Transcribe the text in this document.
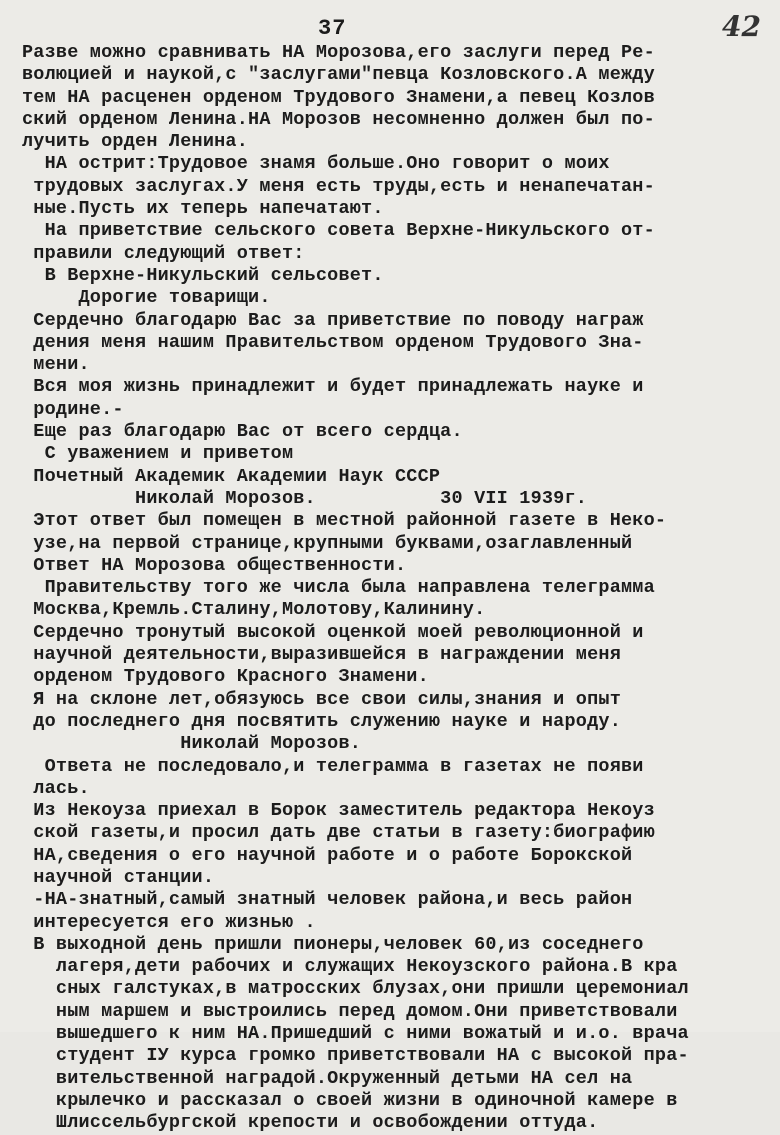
37	42
Разве можно сравнивать НА Морозова,его заслуги перед Ре-
волюцией и наукой,с "заслугами"певца Козловского.А между
тем НА расценен орденом Трудового Знамени,а певец Козлов
ский орденом Ленина.НА Морозов несомненно должен был по-
лучить орден Ленина.
НА острит:Трудовое знамя больше.Оно говорит о моих
трудовых заслугах.У меня есть труды,есть и ненапечатан-
ные.Пусть их теперь напечатают.
На приветствие сельского совета Верхне-Никульского от-
правили следующий ответ:
В Верхне-Никульский сельсовет.
Дорогие товарищи.
Сердечно благодарю Вас за приветствие по поводу награж
дения меня нашим Правительством орденом Трудового Зна-
мени.
Вся моя жизнь принадлежит и будет принадлежать науке и
родине.-
Еще раз благодарю Вас от всего сердца.
С уважением и приветом
Почетный Академик Академии Наук СССР
Николай Морозов.           30 VII 1939г.
Этот ответ был помещен в местной районной газете в Неко-
узе,на первой странице,крупными буквами,озаглавленный
Ответ НА Морозова общественности.
Правительству того же числа была направлена телеграмма
Москва,Кремль.Сталину,Молотову,Калинину.
Сердечно тронутый высокой оценкой моей революционной и
научной деятельности,выразившейся в награждении меня
орденом Трудового Красного Знамени.
Я на склоне лет,обязуюсь все свои силы,знания и опыт
до последнего дня посвятить служению науке и народу.
Николай Морозов.
Ответа не последовало,и телеграмма в газетах не появи
лась.
Из Некоуза приехал в Борок заместитель редактора Некоуз
ской газеты,и просил дать две статьи в газету:биографию
НА,сведения о его научной работе и о работе Борокской
научной станции.
-НА-знатный,самый знатный человек района,и весь район
интересуется его жизнью .
В выходной день пришли пионеры,человек 60,из соседнего
лагеря,дети рабочих и служащих Некоузского района.В кра
сных галстуках,в матросских блузах,они пришли церемониал
ным маршем и выстроились перед домом.Они приветствовали
вышедшего к ним НА.Пришедший с ними вожатый и и.о. врача
студент IУ курса громко приветствовали НА с высокой пра-
вительственной наградой.Окруженный детьми НА сел на
крылечко и рассказал о своей жизни в одиночной камере в
Шлиссельбургской крепости и освобождении оттуда.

★ ★ ★

• _PROBLEM_
Set down the material exactly, every line of it, except for the pictures.

• _ANSWER TO THIS TASK_
Transcribe the text in this document.
37	42
Разве можно сравнивать НА Морозова,его заслуги перед Ре-
волюцией и наукой,с "заслугами"певца Козловского.А между
тем НА расценен орденом Трудового Знамени,а певец Козлов
ский орденом Ленина.НА Морозов несомненно должен был по-
лучить орден Ленина.
НА острит:Трудовое знамя больше.Оно говорит о моих
трудовых заслугах.У меня есть труды,есть и ненапечатан-
ные.Пусть их теперь напечатают.
На приветствие сельского совета Верхне-Никульского от-
правили следующий ответ:
В Верхне-Никульский сельсовет.
Дорогие товарищи.
Сердечно благодарю Вас за приветствие по поводу награж
дения меня нашим Правительством орденом Трудового Зна-
мени.
Вся моя жизнь принадлежит и будет принадлежать науке и
родине.-
Еще раз благодарю Вас от всего сердца.
С уважением и приветом
Почетный Академик Академии Наук СССР
Николай Морозов.           30 VII 1939г.
Этот ответ был помещен в местной районной газете в Неко-
узе,на первой странице,крупными буквами,озаглавленный
Ответ НА Морозова общественности.
Правительству того же числа была направлена телеграмма
Москва,Кремль.Сталину,Молотову,Калинину.
Сердечно тронутый высокой оценкой моей революционной и
научной деятельности,выразившейся в награждении меня
орденом Трудового Красного Знамени.
Я на склоне лет,обязуюсь все свои силы,знания и опыт
до последнего дня посвятить служению науке и народу.
Николай Морозов.
Ответа не последовало,и телеграмма в газетах не появи
лась.
Из Некоуза приехал в Борок заместитель редактора Некоуз
ской газеты,и просил дать две статьи в газету:биографию
НА,сведения о его научной работе и о работе Борокской
научной станции.
-НА-знатный,самый знатный человек района,и весь район
интересуется его жизнью .
В выходной день пришли пионеры,человек 60,из соседнего
лагеря,дети рабочих и служащих Некоузского района.В кра
сных галстуках,в матросских блузах,они пришли церемониал
ным маршем и выстроились перед домом.Они приветствовали
вышедшего к ним НА.Пришедший с ними вожатый и и.о. врача
студент IУ курса громко приветствовали НА с высокой пра-
вительственной наградой.Окруженный детьми НА сел на
крылечко и рассказал о своей жизни в одиночной камере в
Шлиссельбургской крепости и освобождении оттуда.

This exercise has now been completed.